• PASSAGE SHOWN:
- England / Pakistan
- Dates: 20 October – 11 December 2000
- Captains: Nasser Hussain / Moin Khan

Test series
- Result: England won the 3-match series 1–0
- Most runs: Michael Atherton (341) / Yousuf Youhana (342)
- Most wickets: Ashley Giles (17) / Saqlain Mushtaq (18)
- Player of the series: Yousuf Youhana (Pak)

One Day International series
- Results: Pakistan won the 3-match series 2–1
- Most runs: Nasser Hussain (128) / Inzamam-ul-Haq (131)
- Most wickets: Ashley Giles (3) / Saqlain Mushtaq (7)

= English cricket team in Pakistan in 2000–01 =

The England cricket team toured Pakistan from 20 October to 11 December 2000 for a three-match One Day International series and a three-match Test series. England toured Pakistan after a gap of 13 years.

Pakistan won the ODI series 2–1 after losing the first ODI, while England won the Test series 1–0 after the first two Tests finished in draws. It was England's first Test victory against Pakistan in Pakistan since they toured in 1961–62.

It was England's first series victory in Pakistan for 39 years, and the first defeat in 35 Tests in Karachi for Pakistan.

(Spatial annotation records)
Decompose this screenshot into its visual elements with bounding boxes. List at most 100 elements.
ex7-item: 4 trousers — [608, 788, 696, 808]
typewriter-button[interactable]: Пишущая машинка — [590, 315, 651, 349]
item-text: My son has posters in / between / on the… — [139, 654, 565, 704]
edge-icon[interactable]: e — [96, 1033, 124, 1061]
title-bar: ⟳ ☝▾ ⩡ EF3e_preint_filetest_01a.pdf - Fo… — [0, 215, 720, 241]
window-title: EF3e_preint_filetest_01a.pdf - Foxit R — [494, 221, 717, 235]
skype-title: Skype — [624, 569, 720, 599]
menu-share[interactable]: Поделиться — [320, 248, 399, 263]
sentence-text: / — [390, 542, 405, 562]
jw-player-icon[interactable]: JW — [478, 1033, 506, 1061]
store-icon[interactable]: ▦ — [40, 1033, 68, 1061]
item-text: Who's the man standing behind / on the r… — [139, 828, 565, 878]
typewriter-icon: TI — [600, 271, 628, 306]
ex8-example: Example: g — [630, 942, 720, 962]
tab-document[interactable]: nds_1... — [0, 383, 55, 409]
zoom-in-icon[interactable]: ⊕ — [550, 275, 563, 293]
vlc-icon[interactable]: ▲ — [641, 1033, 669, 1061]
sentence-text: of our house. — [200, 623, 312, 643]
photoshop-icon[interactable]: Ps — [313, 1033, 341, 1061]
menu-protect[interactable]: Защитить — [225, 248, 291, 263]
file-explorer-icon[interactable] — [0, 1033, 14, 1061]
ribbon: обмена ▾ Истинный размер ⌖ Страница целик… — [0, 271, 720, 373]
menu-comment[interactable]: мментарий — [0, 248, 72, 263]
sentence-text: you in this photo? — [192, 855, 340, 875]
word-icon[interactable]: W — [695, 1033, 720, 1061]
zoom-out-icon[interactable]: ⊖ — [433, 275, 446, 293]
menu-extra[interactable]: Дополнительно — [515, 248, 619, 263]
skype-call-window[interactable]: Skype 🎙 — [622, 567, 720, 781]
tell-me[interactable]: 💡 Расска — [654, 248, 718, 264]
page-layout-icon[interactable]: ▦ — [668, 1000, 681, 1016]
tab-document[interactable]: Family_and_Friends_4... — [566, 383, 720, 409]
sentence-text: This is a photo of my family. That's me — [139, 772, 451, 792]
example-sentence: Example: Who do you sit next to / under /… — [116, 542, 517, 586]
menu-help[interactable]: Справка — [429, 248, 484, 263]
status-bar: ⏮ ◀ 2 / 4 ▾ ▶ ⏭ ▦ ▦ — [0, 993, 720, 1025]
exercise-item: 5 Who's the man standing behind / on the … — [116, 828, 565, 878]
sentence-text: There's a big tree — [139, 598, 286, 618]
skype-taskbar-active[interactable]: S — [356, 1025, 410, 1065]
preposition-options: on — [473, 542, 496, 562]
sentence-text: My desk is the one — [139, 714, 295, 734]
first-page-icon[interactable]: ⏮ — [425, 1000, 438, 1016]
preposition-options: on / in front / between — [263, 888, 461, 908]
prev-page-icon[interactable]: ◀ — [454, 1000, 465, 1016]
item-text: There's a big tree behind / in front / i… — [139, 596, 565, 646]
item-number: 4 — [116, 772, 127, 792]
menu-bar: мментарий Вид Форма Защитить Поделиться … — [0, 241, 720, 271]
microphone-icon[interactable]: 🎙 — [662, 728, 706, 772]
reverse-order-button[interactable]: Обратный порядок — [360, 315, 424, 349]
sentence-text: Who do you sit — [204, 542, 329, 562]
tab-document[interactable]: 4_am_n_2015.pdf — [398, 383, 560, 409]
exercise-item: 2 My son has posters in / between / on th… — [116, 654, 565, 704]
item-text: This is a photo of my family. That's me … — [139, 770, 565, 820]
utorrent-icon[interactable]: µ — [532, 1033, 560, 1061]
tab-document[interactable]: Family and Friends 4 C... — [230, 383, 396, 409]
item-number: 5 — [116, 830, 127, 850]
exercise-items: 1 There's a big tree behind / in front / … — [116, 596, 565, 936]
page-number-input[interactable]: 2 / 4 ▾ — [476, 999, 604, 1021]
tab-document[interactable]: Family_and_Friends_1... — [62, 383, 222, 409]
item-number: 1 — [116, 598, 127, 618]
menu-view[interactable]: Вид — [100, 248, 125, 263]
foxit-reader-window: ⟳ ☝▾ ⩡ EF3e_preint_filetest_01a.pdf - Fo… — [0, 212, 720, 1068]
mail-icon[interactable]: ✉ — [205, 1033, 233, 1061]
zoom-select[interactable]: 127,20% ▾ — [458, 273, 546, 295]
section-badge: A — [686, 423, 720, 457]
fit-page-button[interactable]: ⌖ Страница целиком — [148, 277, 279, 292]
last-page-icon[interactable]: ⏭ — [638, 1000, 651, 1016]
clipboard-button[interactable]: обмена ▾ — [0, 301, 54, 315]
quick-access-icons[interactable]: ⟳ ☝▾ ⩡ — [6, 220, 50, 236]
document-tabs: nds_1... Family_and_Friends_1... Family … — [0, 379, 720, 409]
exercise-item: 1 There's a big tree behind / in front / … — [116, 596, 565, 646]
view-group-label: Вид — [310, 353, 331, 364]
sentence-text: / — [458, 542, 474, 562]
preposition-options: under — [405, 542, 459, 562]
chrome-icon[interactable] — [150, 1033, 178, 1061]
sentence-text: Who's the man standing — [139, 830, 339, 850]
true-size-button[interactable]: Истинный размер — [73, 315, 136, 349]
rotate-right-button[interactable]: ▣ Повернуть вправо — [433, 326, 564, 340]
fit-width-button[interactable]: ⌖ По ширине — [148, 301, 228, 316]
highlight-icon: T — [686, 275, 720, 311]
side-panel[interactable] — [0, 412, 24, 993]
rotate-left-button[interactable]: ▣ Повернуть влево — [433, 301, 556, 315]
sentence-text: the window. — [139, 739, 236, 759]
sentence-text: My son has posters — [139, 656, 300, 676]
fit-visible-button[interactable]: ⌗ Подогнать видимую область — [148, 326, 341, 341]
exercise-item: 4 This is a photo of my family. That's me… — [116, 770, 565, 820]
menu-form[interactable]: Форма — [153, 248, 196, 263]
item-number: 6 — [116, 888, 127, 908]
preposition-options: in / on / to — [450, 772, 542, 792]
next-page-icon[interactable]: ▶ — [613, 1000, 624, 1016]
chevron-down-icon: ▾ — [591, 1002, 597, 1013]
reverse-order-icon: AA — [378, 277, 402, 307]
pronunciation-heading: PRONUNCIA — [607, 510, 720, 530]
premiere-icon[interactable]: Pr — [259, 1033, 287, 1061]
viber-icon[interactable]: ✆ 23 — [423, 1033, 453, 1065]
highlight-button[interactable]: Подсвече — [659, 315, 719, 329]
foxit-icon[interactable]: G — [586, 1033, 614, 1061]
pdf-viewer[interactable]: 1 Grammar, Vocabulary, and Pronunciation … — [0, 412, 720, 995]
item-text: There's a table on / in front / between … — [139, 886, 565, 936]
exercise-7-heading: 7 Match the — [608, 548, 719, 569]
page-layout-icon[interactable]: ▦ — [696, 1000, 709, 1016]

--

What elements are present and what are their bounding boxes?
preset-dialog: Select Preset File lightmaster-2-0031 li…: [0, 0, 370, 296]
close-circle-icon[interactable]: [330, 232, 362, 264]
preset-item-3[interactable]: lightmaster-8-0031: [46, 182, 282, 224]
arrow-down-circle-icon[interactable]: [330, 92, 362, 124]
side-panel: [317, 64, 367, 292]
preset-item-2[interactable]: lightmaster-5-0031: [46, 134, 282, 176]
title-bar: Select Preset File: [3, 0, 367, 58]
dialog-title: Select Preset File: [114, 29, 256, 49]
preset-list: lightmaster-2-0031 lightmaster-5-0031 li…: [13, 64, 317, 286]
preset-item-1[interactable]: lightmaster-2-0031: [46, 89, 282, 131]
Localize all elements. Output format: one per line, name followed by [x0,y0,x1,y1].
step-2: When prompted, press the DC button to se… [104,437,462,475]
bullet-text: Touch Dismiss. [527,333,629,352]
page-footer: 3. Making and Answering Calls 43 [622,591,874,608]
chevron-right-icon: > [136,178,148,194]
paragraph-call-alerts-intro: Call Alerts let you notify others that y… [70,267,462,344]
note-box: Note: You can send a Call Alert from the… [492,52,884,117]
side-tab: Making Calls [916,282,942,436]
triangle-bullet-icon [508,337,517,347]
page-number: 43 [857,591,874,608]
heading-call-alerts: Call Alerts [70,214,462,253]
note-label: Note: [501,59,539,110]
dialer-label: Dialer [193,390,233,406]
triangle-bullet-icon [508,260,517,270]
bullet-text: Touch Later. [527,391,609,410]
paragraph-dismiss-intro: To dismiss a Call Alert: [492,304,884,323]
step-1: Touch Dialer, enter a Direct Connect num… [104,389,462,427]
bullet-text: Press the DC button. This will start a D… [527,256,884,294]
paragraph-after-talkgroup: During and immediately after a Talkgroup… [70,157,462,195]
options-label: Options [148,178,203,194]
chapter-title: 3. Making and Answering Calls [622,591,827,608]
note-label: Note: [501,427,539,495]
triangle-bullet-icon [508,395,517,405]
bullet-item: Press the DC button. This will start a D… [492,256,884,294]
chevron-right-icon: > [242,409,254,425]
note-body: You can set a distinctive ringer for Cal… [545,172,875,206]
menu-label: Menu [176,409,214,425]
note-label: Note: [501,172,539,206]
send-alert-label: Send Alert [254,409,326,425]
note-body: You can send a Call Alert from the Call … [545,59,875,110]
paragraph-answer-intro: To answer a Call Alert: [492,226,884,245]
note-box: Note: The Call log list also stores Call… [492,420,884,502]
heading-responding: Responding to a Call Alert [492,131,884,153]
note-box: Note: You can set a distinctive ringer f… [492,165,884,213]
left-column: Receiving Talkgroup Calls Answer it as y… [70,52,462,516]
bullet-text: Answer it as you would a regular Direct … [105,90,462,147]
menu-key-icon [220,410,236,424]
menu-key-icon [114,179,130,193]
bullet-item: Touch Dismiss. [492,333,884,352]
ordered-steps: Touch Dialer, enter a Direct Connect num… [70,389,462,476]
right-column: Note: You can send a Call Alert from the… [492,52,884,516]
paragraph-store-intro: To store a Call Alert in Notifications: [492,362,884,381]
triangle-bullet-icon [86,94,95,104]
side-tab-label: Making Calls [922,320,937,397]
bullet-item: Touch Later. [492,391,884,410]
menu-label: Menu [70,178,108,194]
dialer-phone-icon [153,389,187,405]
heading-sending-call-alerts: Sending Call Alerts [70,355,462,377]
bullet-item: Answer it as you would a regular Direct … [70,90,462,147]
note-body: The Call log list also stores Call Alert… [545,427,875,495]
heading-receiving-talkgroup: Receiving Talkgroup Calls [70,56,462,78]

• EXERCISE TASKS:
- a) In the tour summary, how long was the gap before England toured Pakistan again?
- b) Transcribe everything in the tour summary from "- Most wickets: Ashley Giles (3)" down to "toured in 1961–62.".
- c) Name every person mentioned in the tour summary, listing each once.

• TASK RESULTS:
- a) 13 years

- b)
- Most wickets: Ashley Giles (3) / Saqlain Mushtaq (7)

= English cricket team in Pakistan in 2000–01 =

The England cricket team toured Pakistan from 20 October to 11 December 2000 for a three-match One Day International series and a three-match Test series. England toured Pakistan after a gap of 13 years.

Pakistan won the ODI series 2–1 after losing the first ODI, while England won the Test series 1–0 after the first two Tests finished in draws. It was England's first Test victory against Pakistan in Pakistan since they toured in 1961–62.

- c) Nasser Hussain, Moin Khan, Michael Atherton, Yousuf Youhana, Ashley Giles, Saqlain Mushtaq, Inzamam-ul-Haq